- EXERCISE TASK -
Transcribe the records exactly. Pictures do not belong in the transcription.

- INFORMATION GIVEN -

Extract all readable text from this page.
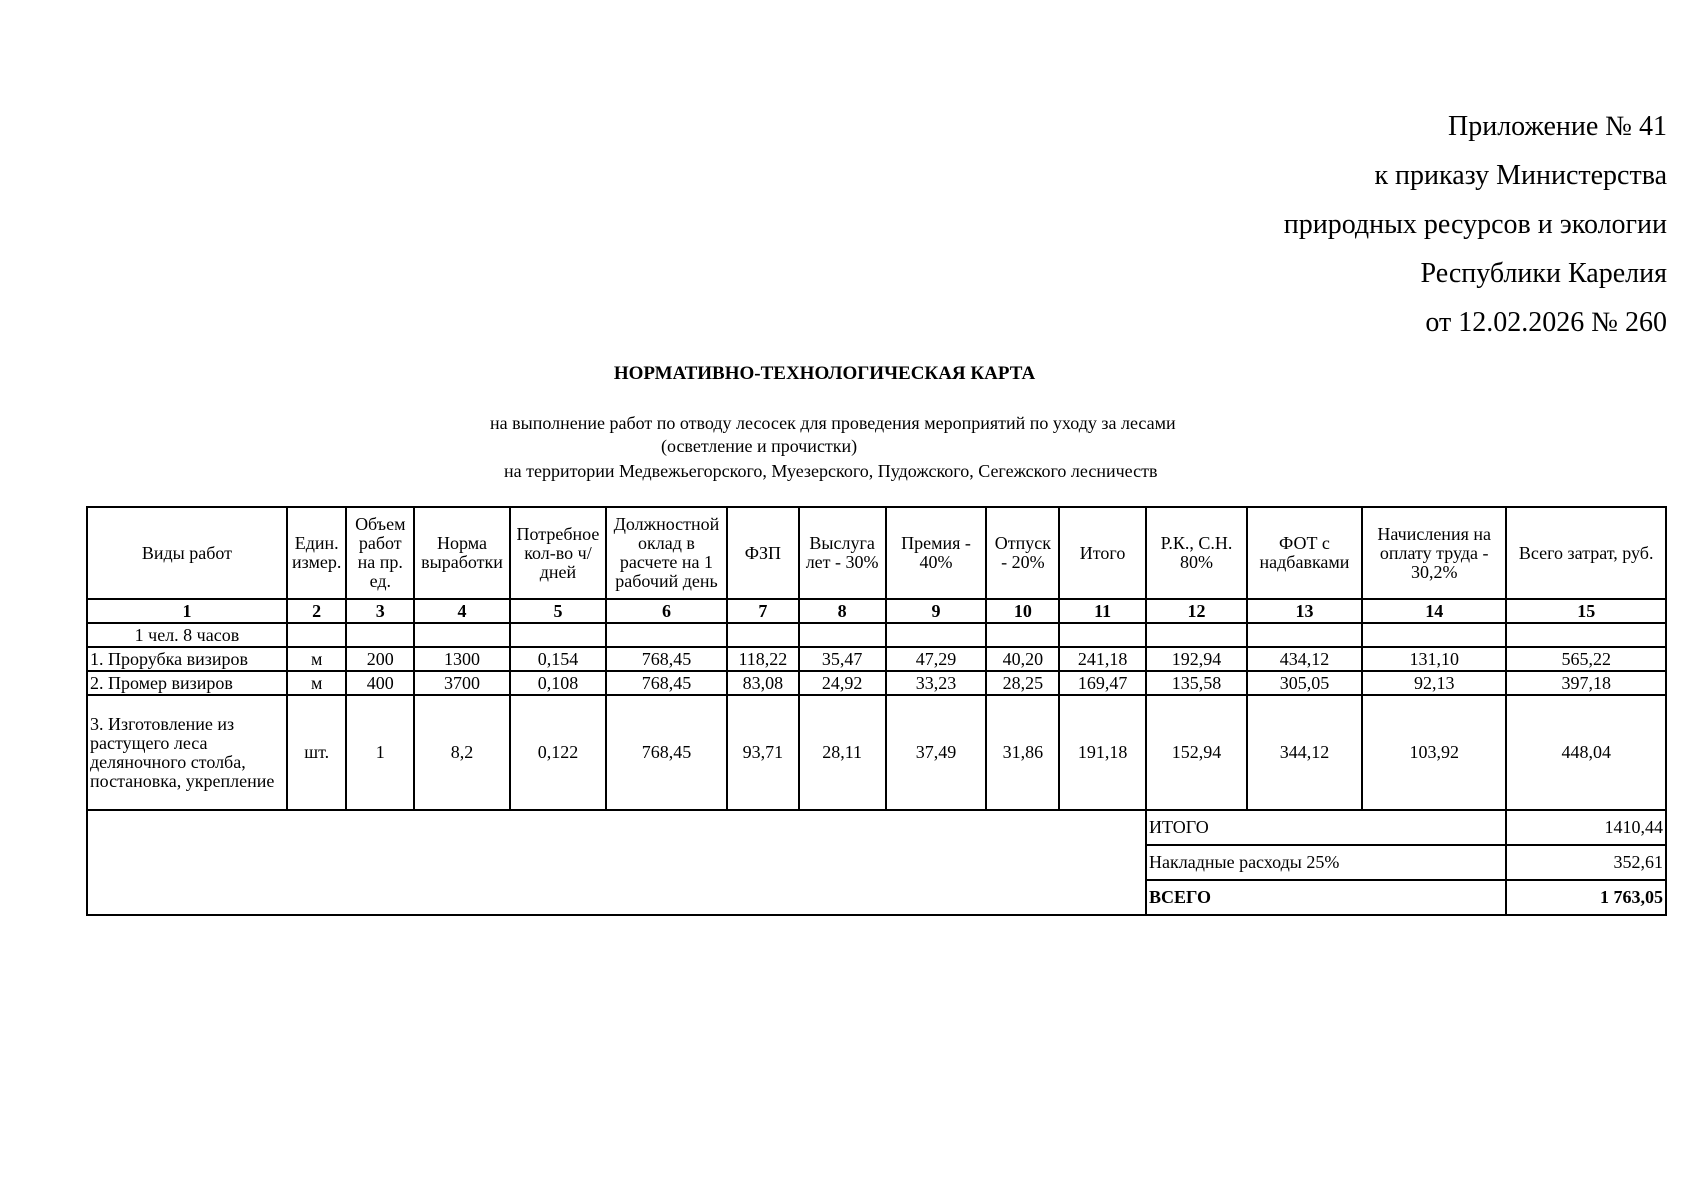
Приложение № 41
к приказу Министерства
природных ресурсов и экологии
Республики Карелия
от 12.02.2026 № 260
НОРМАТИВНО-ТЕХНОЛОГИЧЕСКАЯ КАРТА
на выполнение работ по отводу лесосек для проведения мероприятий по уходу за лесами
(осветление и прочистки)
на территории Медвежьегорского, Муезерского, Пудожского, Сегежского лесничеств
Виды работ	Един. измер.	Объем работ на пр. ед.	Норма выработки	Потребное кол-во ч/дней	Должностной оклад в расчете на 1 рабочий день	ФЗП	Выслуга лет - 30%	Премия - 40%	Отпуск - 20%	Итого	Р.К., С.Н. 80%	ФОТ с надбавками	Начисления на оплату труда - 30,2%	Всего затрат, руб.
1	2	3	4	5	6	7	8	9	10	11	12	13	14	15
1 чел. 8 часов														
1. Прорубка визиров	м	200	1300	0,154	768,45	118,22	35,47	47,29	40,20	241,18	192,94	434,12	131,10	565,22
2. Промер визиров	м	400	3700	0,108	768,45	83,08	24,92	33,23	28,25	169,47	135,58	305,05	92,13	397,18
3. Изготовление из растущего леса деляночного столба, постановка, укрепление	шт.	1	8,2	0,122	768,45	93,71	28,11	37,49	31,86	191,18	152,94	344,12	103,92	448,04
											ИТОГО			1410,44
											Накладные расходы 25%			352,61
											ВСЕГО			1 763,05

- WRITTEN RESPONSE -
Extract all readable text from this page.
Приложение № 41
к приказу Министерства
природных ресурсов и экологии
Республики Карелия
от 12.02.2026 № 260
НОРМАТИВНО-ТЕХНОЛОГИЧЕСКАЯ КАРТА
на выполнение работ по отводу лесосек для проведения мероприятий по уходу за лесами
(осветление и прочистки)
на территории Медвежьегорского, Муезерского, Пудожского, Сегежского лесничеств
Виды работ	Един. измер.	Объем работ на пр. ед.	Норма выработки	Потребное кол-во ч/дней	Должностной оклад в расчете на 1 рабочий день	ФЗП	Выслуга лет - 30%	Премия - 40%	Отпуск - 20%	Итого	Р.К., С.Н. 80%	ФОТ с надбавками	Начисления на оплату труда - 30,2%	Всего затрат, руб.
1	2	3	4	5	6	7	8	9	10	11	12	13	14	15
1 чел. 8 часов														
1. Прорубка визиров	м	200	1300	0,154	768,45	118,22	35,47	47,29	40,20	241,18	192,94	434,12	131,10	565,22
2. Промер визиров	м	400	3700	0,108	768,45	83,08	24,92	33,23	28,25	169,47	135,58	305,05	92,13	397,18
3. Изготовление из растущего леса деляночного столба, постановка, укрепление	шт.	1	8,2	0,122	768,45	93,71	28,11	37,49	31,86	191,18	152,94	344,12	103,92	448,04
											ИТОГО			1410,44
											Накладные расходы 25%			352,61
											ВСЕГО			1 763,05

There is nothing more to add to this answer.